## BEGIN

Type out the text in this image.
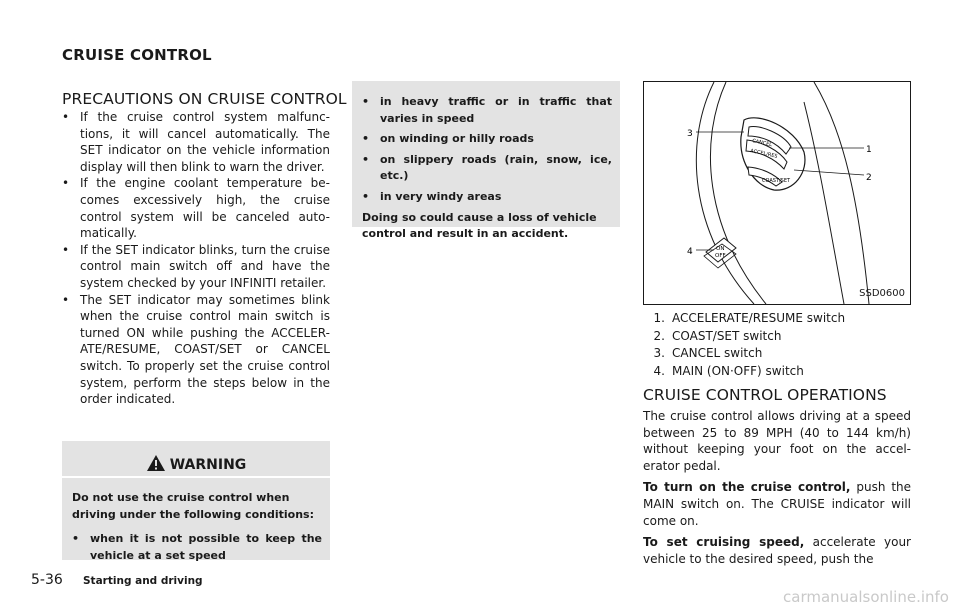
CRUISE CONTROL
PRECAUTIONS ON CRUISE CONTROL
• If the cruise control system malfunc-tions, it will cancel automatically. The SET indicator on the vehicle information display will then blink to warn the driver.
• If the engine coolant temperature be-comes excessively high, the cruise control system will be canceled auto-matically.
• If the SET indicator blinks, turn the cruise control main switch off and have the system checked by your INFINITI retailer.
• The SET indicator may sometimes blink when the cruise control main switch is turned ON while pushing the ACCELER-ATE/RESUME, COAST/SET or CANCEL switch. To properly set the cruise control system, perform the steps below in the order indicated.
WARNING

Do not use the cruise control when driving under the following conditions:

• when it is not possible to keep the vehicle at a set speed
• in heavy traffic or in traffic that varies in speed
• on winding or hilly roads
• on slippery roads (rain, snow, ice, etc.)
• in very windy areas

Doing so could cause a loss of vehicle control and result in an accident.

CANCEL
ACCEL/RES
COAST/SET
ON
OFF
3
1
2
4
SSD0600
1. ACCELERATE/RESUME switch
2. COAST/SET switch
3. CANCEL switch
4. MAIN (ON·OFF) switch
CRUISE CONTROL OPERATIONS

The cruise control allows driving at a speed between 25 to 89 MPH (40 to 144 km/h) without keeping your foot on the accel-erator pedal.

To turn on the cruise control, push the MAIN switch on. The CRUISE indicator will come on.

To set cruising speed, accelerate your vehicle to the desired speed, push the

5-36 Starting and driving
carmanualsonline.info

## END

→ **Exercise**:
Output all of the data exactly as it stands, minus any images.

→ **Result of the exercise**:
Type out the text in this image.
CRUISE CONTROL
PRECAUTIONS ON CRUISE CONTROL
• If the cruise control system malfunc-tions, it will cancel automatically. The SET indicator on the vehicle information display will then blink to warn the driver.
• If the engine coolant temperature be-comes excessively high, the cruise control system will be canceled auto-matically.
• If the SET indicator blinks, turn the cruise control main switch off and have the system checked by your INFINITI retailer.
• The SET indicator may sometimes blink when the cruise control main switch is turned ON while pushing the ACCELER-ATE/RESUME, COAST/SET or CANCEL switch. To properly set the cruise control system, perform the steps below in the order indicated.
WARNING

Do not use the cruise control when driving under the following conditions:

• when it is not possible to keep the vehicle at a set speed
• in heavy traffic or in traffic that varies in speed
• on winding or hilly roads
• on slippery roads (rain, snow, ice, etc.)
• in very windy areas

Doing so could cause a loss of vehicle control and result in an accident.

CANCEL
ACCEL/RES
COAST/SET
ON
OFF
3
1
2
4
SSD0600
1. ACCELERATE/RESUME switch
2. COAST/SET switch
3. CANCEL switch
4. MAIN (ON·OFF) switch
CRUISE CONTROL OPERATIONS

The cruise control allows driving at a speed between 25 to 89 MPH (40 to 144 km/h) without keeping your foot on the accel-erator pedal.

To turn on the cruise control, push the MAIN switch on. The CRUISE indicator will come on.

To set cruising speed, accelerate your vehicle to the desired speed, push the

5-36 Starting and driving
carmanualsonline.info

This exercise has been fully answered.